- [YOUR INSTRUCTIONS] Among the entries, which lines carry the string "Create"? Copy each of them.

(Dataset records)

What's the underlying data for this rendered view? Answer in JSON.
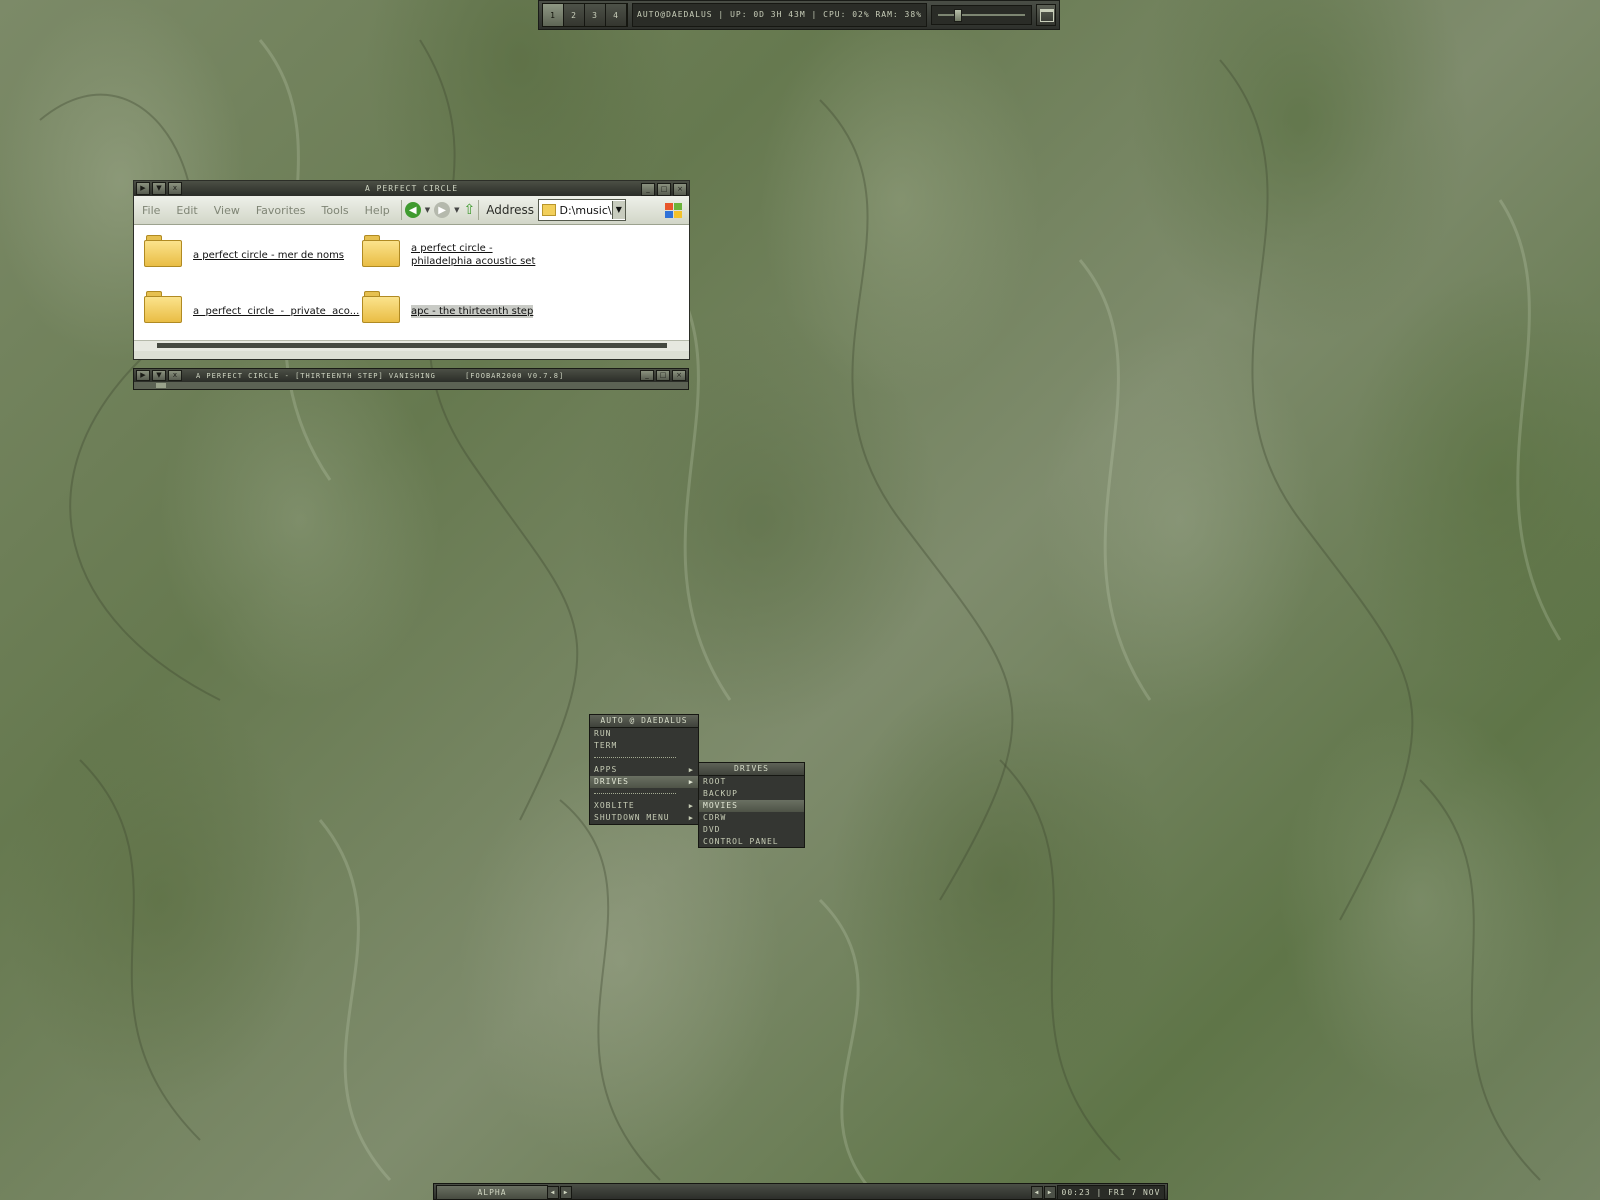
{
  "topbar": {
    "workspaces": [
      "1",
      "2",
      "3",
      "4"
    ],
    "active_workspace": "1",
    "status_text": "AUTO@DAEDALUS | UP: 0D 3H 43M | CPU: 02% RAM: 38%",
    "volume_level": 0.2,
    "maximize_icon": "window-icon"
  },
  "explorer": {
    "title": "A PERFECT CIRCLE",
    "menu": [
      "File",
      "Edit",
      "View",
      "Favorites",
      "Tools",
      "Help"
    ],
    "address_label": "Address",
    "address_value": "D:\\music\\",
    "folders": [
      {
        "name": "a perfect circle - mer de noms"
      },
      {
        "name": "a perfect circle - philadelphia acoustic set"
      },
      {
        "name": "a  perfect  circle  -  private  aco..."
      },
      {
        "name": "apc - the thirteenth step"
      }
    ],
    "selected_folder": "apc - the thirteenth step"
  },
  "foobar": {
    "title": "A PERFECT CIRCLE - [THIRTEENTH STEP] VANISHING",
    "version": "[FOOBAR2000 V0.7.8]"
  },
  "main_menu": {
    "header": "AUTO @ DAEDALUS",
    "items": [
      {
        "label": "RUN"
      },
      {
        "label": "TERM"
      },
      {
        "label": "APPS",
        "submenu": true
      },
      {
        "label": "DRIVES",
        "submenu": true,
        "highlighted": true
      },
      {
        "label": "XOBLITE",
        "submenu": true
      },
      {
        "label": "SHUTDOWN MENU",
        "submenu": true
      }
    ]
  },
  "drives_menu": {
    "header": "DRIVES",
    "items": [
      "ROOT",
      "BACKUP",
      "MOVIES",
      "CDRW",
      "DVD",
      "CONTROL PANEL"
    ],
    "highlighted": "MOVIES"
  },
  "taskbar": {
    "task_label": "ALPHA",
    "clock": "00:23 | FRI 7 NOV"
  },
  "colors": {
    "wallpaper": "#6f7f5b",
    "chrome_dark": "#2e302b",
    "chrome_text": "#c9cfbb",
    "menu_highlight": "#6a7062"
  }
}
...
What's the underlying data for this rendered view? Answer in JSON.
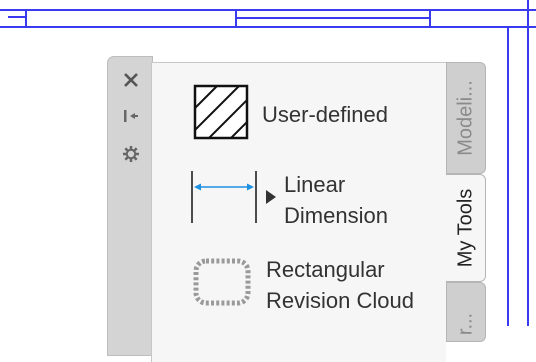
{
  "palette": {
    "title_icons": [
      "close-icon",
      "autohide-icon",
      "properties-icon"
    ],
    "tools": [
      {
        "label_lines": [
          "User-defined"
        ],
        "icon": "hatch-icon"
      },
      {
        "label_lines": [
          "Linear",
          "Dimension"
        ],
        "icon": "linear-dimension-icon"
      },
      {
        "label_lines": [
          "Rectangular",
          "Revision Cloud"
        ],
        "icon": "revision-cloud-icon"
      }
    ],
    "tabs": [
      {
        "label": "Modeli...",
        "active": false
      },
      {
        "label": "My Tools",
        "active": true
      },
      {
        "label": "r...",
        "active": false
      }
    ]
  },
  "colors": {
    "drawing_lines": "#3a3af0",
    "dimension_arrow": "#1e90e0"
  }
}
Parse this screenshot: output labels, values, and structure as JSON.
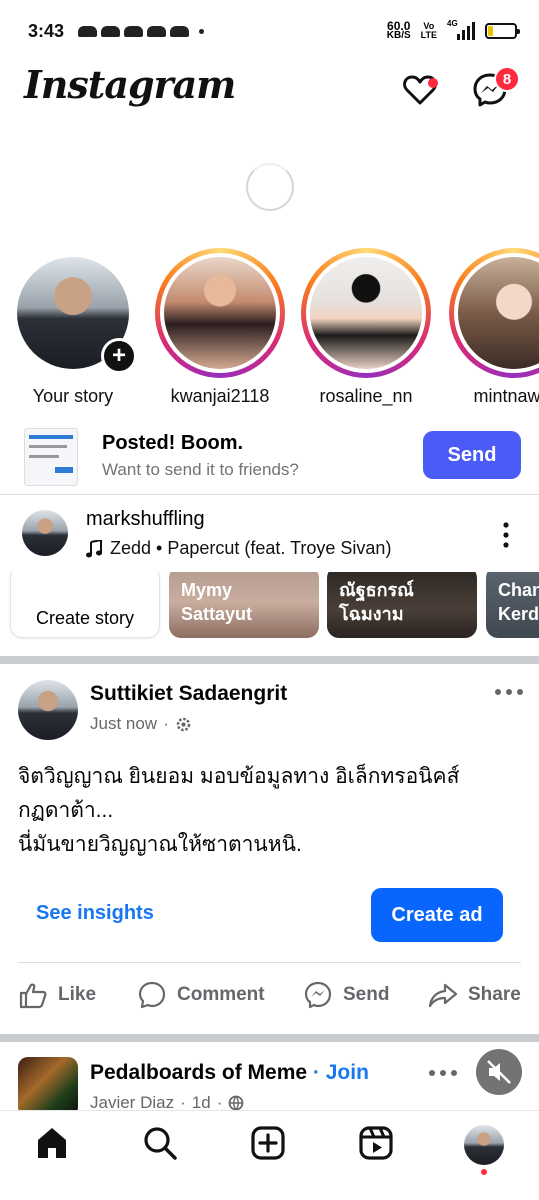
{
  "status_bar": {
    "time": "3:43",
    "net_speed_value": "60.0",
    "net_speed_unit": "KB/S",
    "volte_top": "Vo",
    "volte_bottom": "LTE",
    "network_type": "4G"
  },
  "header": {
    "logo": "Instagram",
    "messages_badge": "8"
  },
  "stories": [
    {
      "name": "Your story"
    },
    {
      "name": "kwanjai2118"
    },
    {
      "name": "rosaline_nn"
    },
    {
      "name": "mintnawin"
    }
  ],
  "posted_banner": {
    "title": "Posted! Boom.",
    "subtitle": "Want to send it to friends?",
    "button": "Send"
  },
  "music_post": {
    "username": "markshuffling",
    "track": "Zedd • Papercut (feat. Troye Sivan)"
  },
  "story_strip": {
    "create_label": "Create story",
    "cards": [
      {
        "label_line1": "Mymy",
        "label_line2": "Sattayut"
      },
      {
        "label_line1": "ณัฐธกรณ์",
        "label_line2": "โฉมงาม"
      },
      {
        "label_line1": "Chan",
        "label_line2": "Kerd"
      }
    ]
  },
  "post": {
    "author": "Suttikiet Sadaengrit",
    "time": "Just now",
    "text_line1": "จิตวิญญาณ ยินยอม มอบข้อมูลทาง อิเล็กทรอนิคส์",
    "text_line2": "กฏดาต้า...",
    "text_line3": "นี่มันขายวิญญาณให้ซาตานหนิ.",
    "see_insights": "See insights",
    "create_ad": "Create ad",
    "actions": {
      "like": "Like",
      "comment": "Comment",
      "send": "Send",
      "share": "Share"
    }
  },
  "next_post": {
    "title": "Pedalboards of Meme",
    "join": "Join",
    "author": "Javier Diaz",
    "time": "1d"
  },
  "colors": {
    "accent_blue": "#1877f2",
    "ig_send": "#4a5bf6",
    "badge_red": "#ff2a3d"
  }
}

- [ANSWER TO THE EXERCISE]
    "create_label": "Create story",
    "create_ad": "Create ad",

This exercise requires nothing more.